-- START --

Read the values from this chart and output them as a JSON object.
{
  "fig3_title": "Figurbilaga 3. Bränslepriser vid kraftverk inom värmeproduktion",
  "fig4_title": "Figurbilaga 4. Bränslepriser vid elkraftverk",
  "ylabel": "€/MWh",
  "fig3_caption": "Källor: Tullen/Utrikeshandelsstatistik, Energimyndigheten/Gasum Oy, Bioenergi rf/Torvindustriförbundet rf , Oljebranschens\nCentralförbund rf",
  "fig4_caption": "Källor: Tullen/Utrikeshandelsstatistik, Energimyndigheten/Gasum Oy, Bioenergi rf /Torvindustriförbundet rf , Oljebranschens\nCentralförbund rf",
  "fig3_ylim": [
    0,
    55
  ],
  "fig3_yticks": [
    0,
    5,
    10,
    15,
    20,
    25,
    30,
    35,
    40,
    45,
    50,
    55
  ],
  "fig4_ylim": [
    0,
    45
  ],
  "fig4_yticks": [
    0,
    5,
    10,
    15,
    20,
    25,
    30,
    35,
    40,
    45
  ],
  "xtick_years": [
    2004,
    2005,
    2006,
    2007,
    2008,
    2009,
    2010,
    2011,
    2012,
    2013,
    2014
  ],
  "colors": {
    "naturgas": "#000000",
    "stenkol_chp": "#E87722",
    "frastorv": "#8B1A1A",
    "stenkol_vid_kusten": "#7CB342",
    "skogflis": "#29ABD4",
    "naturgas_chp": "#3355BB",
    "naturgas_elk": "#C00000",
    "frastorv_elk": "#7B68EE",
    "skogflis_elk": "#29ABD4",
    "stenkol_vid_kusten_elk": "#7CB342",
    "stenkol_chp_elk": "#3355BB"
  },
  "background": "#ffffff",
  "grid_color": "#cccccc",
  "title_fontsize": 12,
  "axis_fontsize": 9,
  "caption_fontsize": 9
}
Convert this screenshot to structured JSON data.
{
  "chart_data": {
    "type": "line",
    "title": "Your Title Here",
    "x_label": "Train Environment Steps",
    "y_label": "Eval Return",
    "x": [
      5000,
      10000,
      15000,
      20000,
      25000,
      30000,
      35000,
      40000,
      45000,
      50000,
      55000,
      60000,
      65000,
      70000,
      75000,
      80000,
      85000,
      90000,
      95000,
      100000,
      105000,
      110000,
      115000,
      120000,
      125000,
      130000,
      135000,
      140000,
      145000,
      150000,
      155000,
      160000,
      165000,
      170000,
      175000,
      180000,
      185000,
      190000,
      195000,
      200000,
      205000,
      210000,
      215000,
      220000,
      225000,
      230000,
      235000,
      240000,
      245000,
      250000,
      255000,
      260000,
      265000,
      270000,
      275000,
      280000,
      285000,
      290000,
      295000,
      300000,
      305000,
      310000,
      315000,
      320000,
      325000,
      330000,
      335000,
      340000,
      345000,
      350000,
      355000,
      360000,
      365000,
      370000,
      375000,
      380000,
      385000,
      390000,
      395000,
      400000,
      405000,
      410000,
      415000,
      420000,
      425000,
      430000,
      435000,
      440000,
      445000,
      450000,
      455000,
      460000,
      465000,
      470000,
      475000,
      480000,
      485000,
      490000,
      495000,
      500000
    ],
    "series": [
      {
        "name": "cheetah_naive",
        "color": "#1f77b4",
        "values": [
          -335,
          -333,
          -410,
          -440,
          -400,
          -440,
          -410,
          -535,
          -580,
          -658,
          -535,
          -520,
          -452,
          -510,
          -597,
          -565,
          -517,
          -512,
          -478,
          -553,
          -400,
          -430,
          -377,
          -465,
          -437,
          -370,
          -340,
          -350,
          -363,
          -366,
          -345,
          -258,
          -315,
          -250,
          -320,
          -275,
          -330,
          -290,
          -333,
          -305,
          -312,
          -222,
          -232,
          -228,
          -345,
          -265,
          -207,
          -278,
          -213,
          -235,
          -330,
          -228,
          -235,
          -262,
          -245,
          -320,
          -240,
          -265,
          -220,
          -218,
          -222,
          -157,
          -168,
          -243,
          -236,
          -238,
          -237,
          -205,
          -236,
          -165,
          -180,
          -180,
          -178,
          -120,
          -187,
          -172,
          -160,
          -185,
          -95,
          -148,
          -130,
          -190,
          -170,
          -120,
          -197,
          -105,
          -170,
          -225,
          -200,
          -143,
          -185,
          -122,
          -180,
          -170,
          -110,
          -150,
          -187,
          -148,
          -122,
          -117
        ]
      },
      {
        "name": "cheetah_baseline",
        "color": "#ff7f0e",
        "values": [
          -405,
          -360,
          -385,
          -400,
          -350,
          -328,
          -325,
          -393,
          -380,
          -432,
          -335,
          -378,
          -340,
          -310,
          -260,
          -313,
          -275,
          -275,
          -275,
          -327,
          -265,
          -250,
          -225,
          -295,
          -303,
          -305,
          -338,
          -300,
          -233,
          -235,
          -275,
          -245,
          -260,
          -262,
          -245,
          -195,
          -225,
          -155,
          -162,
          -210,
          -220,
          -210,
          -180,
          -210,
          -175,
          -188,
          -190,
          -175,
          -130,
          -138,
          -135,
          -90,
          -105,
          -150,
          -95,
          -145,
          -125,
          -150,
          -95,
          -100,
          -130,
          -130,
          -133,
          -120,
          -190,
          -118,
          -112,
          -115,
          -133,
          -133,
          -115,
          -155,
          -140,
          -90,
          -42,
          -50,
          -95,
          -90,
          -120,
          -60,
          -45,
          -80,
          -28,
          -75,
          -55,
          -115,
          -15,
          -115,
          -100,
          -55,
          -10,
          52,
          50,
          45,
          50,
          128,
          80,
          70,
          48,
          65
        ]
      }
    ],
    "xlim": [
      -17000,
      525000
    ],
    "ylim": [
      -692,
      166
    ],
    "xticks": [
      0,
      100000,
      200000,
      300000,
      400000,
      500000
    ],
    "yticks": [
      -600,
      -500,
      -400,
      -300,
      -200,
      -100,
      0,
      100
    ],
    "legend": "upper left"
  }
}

-- END --

**Given task**: Extract every line of the records above that contains the word "Gasum".

**Result below**:
  "fig3_caption": "Källor: Tullen/Utrikeshandelsstatistik, Energimyndigheten/Gasum Oy, Bioenergi rf/Torvindustriförbundet rf , Oljebranschens\nCentralförbund rf",
  "fig4_caption": "Källor: Tullen/Utrikeshandelsstatistik, Energimyndigheten/Gasum Oy, Bioenergi rf /Torvindustriförbundet rf , Oljebranschens\nCentralförbund rf",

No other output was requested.